Dataset excerpt:
────────────────

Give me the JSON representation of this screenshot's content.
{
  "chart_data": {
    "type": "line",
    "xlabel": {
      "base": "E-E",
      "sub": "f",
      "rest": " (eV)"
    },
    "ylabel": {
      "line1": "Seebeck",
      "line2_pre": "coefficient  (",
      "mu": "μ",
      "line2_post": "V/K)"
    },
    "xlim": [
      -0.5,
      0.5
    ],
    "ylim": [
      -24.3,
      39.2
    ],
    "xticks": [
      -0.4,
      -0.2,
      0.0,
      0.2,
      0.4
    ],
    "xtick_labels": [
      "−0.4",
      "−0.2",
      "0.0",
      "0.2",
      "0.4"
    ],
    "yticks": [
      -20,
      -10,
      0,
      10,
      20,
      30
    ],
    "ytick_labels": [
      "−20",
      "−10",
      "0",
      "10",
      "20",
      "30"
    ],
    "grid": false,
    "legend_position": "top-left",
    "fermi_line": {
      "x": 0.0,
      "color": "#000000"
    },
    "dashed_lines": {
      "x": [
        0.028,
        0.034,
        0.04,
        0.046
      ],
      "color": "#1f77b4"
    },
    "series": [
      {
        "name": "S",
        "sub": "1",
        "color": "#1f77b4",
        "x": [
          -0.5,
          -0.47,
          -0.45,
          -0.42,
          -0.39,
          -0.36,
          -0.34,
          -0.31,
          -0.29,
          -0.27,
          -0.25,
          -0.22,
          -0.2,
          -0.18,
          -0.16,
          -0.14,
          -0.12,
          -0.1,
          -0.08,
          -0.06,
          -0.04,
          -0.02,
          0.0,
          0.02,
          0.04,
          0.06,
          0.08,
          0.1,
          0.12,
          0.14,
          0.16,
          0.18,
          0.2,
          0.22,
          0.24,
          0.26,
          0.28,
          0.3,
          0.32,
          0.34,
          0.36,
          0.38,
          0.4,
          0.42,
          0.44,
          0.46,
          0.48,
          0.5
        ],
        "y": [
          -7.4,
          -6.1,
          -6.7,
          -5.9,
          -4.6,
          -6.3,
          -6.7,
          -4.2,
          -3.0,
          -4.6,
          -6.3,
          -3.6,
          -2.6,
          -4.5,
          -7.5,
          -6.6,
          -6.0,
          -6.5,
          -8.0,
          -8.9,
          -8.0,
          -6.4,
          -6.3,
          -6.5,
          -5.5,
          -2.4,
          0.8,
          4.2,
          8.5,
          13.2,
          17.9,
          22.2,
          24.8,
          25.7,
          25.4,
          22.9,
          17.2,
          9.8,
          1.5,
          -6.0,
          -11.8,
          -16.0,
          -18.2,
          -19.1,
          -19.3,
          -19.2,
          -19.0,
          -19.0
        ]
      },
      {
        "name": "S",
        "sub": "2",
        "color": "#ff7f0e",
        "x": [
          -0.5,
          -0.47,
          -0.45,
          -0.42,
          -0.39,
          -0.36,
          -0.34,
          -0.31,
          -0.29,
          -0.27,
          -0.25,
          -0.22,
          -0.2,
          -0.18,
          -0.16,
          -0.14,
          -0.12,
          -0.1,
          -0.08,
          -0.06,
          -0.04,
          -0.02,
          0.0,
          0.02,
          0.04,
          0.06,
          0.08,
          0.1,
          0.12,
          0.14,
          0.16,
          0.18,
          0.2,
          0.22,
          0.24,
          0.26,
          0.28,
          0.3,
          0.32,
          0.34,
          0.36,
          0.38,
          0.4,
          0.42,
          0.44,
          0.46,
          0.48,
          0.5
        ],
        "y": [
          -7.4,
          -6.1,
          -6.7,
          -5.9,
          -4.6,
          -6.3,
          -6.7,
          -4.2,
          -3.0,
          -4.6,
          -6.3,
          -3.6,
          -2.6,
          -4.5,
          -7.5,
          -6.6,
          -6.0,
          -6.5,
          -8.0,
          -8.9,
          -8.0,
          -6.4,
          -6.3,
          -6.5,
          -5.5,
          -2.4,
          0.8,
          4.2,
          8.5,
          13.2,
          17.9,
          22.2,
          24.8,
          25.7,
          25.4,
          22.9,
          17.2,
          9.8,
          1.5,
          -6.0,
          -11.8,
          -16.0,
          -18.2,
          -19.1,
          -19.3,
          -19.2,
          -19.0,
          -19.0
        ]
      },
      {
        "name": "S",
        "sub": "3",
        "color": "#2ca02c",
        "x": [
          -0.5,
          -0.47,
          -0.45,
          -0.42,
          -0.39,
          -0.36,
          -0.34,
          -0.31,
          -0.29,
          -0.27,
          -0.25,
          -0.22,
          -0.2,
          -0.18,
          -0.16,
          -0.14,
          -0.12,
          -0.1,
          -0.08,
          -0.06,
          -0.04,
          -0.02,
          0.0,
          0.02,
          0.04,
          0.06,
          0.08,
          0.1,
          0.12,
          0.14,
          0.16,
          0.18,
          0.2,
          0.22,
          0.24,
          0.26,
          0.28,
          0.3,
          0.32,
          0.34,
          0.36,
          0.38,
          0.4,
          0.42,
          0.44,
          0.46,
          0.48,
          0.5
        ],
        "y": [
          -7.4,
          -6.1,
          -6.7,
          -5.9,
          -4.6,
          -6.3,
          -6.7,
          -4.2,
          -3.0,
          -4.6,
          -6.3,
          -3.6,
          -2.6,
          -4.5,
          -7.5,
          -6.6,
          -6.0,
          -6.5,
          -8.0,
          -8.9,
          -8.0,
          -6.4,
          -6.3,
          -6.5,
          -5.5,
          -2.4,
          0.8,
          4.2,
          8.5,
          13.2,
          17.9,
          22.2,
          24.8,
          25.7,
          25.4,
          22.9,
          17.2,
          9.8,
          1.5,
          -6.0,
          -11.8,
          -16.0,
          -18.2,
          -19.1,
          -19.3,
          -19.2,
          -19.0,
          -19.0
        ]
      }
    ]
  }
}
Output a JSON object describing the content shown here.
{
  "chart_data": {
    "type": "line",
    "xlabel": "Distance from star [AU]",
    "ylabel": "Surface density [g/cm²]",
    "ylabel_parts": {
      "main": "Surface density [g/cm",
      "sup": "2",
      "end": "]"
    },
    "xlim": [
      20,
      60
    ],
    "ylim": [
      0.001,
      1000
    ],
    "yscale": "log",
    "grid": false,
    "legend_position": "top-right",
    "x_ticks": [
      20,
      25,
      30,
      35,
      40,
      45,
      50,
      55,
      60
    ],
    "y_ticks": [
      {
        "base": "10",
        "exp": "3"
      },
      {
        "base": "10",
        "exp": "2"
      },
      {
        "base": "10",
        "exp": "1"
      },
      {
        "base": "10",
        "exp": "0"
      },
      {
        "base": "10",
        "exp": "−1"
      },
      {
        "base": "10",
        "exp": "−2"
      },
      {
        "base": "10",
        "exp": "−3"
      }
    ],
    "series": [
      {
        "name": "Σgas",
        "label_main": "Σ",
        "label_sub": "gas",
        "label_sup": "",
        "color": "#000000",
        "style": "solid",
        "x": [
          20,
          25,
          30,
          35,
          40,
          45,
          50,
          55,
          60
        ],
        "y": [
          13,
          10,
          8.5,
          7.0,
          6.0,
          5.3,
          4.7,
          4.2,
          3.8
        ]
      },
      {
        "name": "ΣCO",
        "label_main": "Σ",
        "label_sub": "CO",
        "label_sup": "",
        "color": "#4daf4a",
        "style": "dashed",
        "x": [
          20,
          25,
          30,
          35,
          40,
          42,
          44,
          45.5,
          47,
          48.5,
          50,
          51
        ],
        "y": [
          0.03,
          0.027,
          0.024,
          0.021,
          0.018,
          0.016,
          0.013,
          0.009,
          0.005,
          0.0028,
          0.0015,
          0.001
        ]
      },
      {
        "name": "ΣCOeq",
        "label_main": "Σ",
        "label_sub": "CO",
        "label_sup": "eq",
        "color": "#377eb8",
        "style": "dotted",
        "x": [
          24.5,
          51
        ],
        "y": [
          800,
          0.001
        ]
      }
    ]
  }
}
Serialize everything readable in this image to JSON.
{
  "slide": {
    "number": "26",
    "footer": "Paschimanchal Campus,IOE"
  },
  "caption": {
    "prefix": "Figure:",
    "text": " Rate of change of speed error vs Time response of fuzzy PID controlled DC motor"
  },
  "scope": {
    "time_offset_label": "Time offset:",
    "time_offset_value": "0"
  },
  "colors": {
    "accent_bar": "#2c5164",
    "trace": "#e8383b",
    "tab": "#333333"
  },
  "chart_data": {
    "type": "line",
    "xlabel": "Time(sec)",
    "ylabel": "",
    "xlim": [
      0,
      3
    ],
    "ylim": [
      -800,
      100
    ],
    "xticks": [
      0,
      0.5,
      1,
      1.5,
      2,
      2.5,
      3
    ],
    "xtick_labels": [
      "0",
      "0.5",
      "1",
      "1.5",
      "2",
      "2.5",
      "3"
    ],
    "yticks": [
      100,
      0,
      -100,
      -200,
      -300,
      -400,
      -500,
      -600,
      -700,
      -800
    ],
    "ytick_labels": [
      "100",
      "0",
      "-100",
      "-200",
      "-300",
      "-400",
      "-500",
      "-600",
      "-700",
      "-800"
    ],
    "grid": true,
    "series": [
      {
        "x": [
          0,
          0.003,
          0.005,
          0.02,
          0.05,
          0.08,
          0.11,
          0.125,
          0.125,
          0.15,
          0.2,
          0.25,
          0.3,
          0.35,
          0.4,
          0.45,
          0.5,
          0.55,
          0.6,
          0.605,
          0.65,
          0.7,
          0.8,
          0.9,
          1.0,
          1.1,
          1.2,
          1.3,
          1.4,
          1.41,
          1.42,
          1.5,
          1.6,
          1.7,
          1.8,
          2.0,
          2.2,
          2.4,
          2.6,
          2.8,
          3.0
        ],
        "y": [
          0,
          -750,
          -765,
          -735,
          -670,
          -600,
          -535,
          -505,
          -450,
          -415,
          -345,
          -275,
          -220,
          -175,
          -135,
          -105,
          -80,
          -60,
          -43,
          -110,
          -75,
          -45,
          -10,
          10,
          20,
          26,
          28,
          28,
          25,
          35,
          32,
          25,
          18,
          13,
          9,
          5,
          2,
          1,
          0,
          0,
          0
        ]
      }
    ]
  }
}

────────────────

Which lines in the data above contain "xlabel"? Show each one.

    "xlabel": {
    "xlabel": "Distance from star [AU]",
    "xlabel": "Time(sec)",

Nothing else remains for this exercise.